Collected data:
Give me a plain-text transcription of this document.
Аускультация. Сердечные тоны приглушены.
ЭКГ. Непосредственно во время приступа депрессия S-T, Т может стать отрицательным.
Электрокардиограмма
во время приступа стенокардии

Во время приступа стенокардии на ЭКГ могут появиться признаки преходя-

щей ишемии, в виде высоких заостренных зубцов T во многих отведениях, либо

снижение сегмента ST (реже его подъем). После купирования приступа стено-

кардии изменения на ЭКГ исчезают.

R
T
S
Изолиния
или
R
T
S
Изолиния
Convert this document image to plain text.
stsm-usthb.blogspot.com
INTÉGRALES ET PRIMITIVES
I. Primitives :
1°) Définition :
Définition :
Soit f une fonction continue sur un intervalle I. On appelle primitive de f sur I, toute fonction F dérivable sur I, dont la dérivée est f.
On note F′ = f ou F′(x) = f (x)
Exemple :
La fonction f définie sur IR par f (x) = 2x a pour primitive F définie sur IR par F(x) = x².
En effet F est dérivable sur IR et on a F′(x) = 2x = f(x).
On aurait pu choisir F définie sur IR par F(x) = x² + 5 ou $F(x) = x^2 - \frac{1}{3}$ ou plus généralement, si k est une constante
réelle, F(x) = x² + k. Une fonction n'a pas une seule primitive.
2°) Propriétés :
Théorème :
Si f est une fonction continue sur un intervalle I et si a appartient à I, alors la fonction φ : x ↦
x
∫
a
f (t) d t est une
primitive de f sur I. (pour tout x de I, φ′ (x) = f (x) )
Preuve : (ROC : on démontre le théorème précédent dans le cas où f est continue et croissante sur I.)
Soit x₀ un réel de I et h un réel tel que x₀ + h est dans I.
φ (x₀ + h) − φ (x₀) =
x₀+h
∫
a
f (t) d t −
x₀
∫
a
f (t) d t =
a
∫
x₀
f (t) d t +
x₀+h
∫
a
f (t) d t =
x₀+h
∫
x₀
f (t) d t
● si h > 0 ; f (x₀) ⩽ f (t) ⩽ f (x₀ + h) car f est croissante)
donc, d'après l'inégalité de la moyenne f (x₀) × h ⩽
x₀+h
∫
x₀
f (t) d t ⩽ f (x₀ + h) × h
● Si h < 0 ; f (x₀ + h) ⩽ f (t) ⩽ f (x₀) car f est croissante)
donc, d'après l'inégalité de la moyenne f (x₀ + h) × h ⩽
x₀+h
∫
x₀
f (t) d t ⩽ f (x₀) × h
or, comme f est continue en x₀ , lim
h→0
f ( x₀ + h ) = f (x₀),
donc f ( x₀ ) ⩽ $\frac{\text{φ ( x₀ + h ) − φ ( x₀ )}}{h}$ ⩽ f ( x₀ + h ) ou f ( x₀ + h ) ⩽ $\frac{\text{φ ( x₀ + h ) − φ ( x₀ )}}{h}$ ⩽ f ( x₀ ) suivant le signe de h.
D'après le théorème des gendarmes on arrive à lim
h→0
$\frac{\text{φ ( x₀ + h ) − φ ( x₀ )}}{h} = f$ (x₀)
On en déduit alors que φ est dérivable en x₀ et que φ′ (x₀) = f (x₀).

# Short exercise
From the records above, extract everything verbatim.

# Response
Give me a plain-text transcription of this document.
Аускультация. Сердечные тоны приглушены.
ЭКГ. Непосредственно во время приступа депрессия S-T, Т может стать отрицательным.
Электрокардиограмма
во время приступа стенокардии

Во время приступа стенокардии на ЭКГ могут появиться признаки преходя-

щей ишемии, в виде высоких заостренных зубцов T во многих отведениях, либо

снижение сегмента ST (реже его подъем). После купирования приступа стено-

кардии изменения на ЭКГ исчезают.

R
T
S
Изолиния
или
R
T
S
Изолиния
Convert this document image to plain text.
stsm-usthb.blogspot.com
INTÉGRALES ET PRIMITIVES
I. Primitives :
1°) Définition :
Définition :
Soit f une fonction continue sur un intervalle I. On appelle primitive de f sur I, toute fonction F dérivable sur I, dont la dérivée est f.
On note F′ = f ou F′(x) = f (x)
Exemple :
La fonction f définie sur IR par f (x) = 2x a pour primitive F définie sur IR par F(x) = x².
En effet F est dérivable sur IR et on a F′(x) = 2x = f(x).
On aurait pu choisir F définie sur IR par F(x) = x² + 5 ou $F(x) = x^2 - \frac{1}{3}$ ou plus généralement, si k est une constante
réelle, F(x) = x² + k. Une fonction n'a pas une seule primitive.
2°) Propriétés :
Théorème :
Si f est une fonction continue sur un intervalle I et si a appartient à I, alors la fonction φ : x ↦
x
∫
a
f (t) d t est une
primitive de f sur I. (pour tout x de I, φ′ (x) = f (x) )
Preuve : (ROC : on démontre le théorème précédent dans le cas où f est continue et croissante sur I.)
Soit x₀ un réel de I et h un réel tel que x₀ + h est dans I.
φ (x₀ + h) − φ (x₀) =
x₀+h
∫
a
f (t) d t −
x₀
∫
a
f (t) d t =
a
∫
x₀
f (t) d t +
x₀+h
∫
a
f (t) d t =
x₀+h
∫
x₀
f (t) d t
● si h > 0 ; f (x₀) ⩽ f (t) ⩽ f (x₀ + h) car f est croissante)
donc, d'après l'inégalité de la moyenne f (x₀) × h ⩽
x₀+h
∫
x₀
f (t) d t ⩽ f (x₀ + h) × h
● Si h < 0 ; f (x₀ + h) ⩽ f (t) ⩽ f (x₀) car f est croissante)
donc, d'après l'inégalité de la moyenne f (x₀ + h) × h ⩽
x₀+h
∫
x₀
f (t) d t ⩽ f (x₀) × h
or, comme f est continue en x₀ , lim
h→0
f ( x₀ + h ) = f (x₀),
donc f ( x₀ ) ⩽ $\frac{\text{φ ( x₀ + h ) − φ ( x₀ )}}{h}$ ⩽ f ( x₀ + h ) ou f ( x₀ + h ) ⩽ $\frac{\text{φ ( x₀ + h ) − φ ( x₀ )}}{h}$ ⩽ f ( x₀ ) suivant le signe de h.
D'après le théorème des gendarmes on arrive à lim
h→0
$\frac{\text{φ ( x₀ + h ) − φ ( x₀ )}}{h} = f$ (x₀)
On en déduit alors que φ est dérivable en x₀ et que φ′ (x₀) = f (x₀).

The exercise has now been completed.